• **WHAT IS ASKED**
Gather the lines that hold the string "size".

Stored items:
====================

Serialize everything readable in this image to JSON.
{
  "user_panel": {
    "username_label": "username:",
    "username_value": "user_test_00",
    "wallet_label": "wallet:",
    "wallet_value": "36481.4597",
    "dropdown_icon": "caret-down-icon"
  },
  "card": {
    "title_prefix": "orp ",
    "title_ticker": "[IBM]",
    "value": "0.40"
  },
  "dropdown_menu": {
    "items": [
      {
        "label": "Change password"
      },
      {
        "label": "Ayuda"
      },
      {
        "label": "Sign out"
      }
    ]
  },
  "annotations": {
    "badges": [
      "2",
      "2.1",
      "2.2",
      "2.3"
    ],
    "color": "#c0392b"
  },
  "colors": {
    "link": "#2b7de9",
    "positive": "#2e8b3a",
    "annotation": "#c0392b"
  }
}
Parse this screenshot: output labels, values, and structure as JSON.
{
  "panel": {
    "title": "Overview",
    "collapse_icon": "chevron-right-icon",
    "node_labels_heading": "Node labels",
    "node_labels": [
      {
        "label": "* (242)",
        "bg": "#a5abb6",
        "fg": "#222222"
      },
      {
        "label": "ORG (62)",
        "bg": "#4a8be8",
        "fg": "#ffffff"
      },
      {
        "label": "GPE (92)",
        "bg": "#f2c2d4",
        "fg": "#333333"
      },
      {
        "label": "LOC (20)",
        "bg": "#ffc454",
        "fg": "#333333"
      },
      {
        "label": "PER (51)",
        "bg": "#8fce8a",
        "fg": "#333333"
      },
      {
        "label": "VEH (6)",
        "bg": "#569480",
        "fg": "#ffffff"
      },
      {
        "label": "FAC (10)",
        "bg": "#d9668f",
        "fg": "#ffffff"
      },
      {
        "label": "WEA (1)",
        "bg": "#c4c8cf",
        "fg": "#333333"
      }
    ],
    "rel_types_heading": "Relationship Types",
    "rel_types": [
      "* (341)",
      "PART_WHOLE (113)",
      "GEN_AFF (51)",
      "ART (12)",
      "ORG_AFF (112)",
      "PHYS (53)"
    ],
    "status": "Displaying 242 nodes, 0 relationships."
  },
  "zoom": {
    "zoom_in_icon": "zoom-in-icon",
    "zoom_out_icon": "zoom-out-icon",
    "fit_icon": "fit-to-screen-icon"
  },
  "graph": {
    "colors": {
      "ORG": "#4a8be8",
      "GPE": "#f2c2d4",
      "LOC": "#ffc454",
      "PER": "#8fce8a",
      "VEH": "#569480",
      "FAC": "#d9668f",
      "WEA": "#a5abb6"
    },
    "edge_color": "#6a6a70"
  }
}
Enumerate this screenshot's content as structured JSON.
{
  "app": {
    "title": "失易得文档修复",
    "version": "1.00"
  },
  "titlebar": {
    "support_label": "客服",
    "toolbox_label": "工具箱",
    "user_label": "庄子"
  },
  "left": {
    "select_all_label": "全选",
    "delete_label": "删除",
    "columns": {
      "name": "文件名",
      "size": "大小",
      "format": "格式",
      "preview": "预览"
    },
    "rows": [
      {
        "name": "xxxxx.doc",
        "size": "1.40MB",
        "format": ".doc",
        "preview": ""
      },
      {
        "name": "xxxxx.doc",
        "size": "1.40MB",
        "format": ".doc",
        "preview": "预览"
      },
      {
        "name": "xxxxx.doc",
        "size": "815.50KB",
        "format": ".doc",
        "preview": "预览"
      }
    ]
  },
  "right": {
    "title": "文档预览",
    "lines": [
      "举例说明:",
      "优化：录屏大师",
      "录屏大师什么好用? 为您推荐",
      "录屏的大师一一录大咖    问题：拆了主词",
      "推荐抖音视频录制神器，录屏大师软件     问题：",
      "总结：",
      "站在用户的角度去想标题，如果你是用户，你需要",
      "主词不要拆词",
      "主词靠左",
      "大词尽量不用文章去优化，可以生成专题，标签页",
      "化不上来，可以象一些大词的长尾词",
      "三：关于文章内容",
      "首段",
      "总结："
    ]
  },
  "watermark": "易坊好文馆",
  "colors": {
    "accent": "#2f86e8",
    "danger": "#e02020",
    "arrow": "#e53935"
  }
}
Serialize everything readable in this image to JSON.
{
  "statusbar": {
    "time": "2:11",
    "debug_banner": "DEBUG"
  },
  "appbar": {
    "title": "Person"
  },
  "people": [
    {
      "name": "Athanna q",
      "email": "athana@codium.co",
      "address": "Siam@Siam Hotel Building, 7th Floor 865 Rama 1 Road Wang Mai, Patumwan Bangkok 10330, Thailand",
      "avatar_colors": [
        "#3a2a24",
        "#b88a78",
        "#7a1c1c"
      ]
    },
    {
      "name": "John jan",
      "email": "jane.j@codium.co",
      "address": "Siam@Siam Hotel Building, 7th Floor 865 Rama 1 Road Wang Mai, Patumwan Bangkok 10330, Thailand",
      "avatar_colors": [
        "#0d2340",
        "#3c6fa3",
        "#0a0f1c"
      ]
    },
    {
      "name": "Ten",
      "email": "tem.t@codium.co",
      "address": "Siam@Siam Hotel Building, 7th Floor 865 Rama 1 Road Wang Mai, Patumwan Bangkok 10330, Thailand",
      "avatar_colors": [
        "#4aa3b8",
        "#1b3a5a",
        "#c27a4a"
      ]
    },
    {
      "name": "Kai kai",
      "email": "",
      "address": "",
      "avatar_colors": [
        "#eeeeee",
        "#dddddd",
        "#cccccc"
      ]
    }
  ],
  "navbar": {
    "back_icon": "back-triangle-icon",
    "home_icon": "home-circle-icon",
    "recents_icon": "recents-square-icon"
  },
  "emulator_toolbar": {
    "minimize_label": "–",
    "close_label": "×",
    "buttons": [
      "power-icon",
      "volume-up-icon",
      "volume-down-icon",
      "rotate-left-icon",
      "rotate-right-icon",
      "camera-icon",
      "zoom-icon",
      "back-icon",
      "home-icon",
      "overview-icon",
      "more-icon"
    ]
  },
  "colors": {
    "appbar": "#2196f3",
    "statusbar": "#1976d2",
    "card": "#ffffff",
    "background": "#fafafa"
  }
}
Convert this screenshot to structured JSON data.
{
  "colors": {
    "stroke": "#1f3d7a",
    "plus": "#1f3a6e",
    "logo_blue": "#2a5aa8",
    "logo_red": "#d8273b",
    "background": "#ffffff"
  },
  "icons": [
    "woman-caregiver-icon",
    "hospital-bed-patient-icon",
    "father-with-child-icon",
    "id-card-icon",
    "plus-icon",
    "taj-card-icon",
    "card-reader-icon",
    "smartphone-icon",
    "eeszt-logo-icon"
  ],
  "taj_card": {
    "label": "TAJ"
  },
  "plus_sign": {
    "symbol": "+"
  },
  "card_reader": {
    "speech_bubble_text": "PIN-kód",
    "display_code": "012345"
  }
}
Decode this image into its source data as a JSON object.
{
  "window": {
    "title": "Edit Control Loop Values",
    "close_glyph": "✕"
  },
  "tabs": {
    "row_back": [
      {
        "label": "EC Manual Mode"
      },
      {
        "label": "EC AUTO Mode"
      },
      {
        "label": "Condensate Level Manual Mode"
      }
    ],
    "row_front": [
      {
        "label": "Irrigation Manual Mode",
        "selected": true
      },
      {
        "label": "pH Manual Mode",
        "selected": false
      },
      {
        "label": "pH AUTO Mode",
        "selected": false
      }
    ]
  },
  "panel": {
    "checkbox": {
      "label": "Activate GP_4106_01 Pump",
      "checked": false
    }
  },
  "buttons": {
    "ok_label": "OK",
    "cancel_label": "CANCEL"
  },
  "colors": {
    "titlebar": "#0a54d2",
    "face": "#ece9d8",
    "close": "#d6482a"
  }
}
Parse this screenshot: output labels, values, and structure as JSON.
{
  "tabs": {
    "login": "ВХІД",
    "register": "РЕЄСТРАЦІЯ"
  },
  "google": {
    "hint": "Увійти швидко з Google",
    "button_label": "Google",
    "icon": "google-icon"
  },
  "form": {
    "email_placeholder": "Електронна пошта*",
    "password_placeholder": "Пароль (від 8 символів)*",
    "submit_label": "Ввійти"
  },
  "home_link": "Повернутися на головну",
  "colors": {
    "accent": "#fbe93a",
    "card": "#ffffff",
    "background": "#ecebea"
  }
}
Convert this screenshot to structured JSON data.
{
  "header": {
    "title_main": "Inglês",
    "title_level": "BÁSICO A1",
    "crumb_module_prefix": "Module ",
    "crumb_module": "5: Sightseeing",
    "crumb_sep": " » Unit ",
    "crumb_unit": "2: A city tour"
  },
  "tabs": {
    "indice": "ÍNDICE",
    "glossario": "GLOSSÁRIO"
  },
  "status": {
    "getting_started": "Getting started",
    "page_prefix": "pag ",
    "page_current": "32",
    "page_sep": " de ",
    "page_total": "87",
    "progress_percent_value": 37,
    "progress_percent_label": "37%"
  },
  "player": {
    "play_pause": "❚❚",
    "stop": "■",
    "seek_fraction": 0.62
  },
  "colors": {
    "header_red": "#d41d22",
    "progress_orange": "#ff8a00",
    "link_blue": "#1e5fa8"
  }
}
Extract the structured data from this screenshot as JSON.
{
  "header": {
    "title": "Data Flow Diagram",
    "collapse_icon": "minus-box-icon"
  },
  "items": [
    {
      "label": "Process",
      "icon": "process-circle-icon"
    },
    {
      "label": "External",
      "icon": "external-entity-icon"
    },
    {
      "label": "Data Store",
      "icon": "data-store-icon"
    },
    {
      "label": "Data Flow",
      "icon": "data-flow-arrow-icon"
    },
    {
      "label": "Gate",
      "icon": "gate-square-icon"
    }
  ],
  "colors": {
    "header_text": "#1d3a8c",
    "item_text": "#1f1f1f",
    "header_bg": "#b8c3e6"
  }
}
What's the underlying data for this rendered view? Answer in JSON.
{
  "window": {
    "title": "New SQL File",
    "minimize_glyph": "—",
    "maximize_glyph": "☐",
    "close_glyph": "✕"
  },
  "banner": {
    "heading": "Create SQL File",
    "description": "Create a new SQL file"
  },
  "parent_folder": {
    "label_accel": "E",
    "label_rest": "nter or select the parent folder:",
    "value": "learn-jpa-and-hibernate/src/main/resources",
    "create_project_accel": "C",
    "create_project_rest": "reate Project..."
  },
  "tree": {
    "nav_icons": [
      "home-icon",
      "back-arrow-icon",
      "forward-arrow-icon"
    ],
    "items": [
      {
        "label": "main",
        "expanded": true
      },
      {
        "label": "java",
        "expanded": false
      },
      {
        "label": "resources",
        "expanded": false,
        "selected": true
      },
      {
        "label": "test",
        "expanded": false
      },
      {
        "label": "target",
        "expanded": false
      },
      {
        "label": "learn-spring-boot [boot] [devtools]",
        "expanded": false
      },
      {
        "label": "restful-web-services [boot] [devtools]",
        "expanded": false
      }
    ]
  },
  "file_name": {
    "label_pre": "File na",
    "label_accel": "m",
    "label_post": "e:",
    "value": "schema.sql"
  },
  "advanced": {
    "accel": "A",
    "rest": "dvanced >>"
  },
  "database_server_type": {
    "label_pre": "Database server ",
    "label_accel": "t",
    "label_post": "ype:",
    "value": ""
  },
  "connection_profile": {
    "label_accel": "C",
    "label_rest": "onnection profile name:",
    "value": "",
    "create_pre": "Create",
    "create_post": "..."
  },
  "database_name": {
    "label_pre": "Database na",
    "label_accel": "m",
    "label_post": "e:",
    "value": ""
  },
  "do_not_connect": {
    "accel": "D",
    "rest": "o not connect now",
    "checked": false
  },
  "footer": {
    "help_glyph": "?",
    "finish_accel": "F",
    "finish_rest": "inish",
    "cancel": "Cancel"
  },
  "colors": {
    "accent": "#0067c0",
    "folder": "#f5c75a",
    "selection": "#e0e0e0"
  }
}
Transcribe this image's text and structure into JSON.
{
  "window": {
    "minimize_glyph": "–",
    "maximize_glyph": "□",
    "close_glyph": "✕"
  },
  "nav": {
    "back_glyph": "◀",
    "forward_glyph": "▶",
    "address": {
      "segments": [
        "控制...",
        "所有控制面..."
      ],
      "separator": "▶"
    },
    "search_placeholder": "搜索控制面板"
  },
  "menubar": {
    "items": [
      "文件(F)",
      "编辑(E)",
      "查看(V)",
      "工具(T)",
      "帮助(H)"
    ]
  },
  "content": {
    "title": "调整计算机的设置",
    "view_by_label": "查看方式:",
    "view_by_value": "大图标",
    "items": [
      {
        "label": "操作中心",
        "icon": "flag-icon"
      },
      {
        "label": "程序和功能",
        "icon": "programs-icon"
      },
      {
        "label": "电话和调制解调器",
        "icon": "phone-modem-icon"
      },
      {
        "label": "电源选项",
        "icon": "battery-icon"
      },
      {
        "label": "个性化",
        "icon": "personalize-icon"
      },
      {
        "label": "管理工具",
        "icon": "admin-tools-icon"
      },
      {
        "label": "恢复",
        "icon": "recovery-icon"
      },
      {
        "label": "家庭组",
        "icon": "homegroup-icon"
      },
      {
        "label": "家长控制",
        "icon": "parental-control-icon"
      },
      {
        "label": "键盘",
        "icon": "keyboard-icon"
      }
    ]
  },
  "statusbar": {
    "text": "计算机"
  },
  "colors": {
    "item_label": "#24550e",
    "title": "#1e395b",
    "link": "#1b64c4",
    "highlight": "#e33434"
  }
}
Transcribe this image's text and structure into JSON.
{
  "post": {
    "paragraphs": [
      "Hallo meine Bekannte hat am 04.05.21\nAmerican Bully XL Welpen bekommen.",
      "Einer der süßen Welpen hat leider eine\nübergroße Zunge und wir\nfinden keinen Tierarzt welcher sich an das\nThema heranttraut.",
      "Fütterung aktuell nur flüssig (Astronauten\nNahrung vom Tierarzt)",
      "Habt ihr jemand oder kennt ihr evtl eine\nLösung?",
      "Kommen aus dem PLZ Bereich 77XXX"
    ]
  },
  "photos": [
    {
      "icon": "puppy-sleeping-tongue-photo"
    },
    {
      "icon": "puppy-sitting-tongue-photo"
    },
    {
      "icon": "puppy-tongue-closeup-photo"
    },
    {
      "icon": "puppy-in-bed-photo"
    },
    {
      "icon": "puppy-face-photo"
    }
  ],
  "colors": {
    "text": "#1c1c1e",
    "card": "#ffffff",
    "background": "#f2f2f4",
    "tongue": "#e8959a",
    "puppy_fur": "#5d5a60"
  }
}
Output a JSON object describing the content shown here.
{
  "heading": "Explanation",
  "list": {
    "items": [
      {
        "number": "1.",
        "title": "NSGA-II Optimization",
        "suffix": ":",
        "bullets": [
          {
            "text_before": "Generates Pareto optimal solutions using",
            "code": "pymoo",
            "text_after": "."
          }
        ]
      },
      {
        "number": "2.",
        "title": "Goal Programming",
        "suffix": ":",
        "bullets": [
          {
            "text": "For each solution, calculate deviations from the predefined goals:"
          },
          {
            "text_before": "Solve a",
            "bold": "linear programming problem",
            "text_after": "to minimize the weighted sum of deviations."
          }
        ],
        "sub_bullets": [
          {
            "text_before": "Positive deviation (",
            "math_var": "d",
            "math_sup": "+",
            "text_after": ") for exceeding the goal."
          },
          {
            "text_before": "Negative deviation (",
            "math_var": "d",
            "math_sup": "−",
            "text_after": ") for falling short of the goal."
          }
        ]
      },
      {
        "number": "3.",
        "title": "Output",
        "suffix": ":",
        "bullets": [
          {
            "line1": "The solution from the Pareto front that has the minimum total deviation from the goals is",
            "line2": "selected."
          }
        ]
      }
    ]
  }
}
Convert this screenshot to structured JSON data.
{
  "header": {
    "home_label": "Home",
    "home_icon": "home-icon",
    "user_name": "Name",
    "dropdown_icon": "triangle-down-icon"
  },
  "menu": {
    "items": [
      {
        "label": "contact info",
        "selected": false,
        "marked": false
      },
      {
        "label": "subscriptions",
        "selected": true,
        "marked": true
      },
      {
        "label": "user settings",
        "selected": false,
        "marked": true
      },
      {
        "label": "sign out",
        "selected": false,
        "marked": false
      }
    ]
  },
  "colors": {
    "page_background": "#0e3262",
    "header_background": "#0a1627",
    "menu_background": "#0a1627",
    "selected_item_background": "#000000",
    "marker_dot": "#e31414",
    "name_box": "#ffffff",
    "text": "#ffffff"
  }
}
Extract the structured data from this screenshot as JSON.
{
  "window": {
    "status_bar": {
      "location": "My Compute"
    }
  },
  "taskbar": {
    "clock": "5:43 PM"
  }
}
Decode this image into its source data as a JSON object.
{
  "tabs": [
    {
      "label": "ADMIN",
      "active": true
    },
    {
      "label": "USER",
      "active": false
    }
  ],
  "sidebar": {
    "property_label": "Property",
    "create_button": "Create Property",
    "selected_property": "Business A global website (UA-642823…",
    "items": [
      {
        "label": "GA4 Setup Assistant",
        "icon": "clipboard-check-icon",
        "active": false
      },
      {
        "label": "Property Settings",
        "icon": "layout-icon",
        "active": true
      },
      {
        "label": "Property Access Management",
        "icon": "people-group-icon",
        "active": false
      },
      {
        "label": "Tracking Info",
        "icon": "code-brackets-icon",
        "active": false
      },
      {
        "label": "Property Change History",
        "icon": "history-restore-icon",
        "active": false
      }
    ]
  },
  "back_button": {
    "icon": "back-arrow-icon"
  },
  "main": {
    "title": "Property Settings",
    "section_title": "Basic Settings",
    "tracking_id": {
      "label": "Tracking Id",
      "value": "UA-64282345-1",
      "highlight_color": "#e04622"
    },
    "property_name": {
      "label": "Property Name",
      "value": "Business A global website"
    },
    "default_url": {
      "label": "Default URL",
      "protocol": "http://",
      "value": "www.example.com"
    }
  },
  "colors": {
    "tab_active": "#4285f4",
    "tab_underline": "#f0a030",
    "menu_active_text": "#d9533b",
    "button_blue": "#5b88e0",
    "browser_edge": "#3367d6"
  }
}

====================

• **ANSWER BELOW**
      "size": "大小",
        "size": "1.40MB",
        "size": "1.40MB",
        "size": "815.50KB",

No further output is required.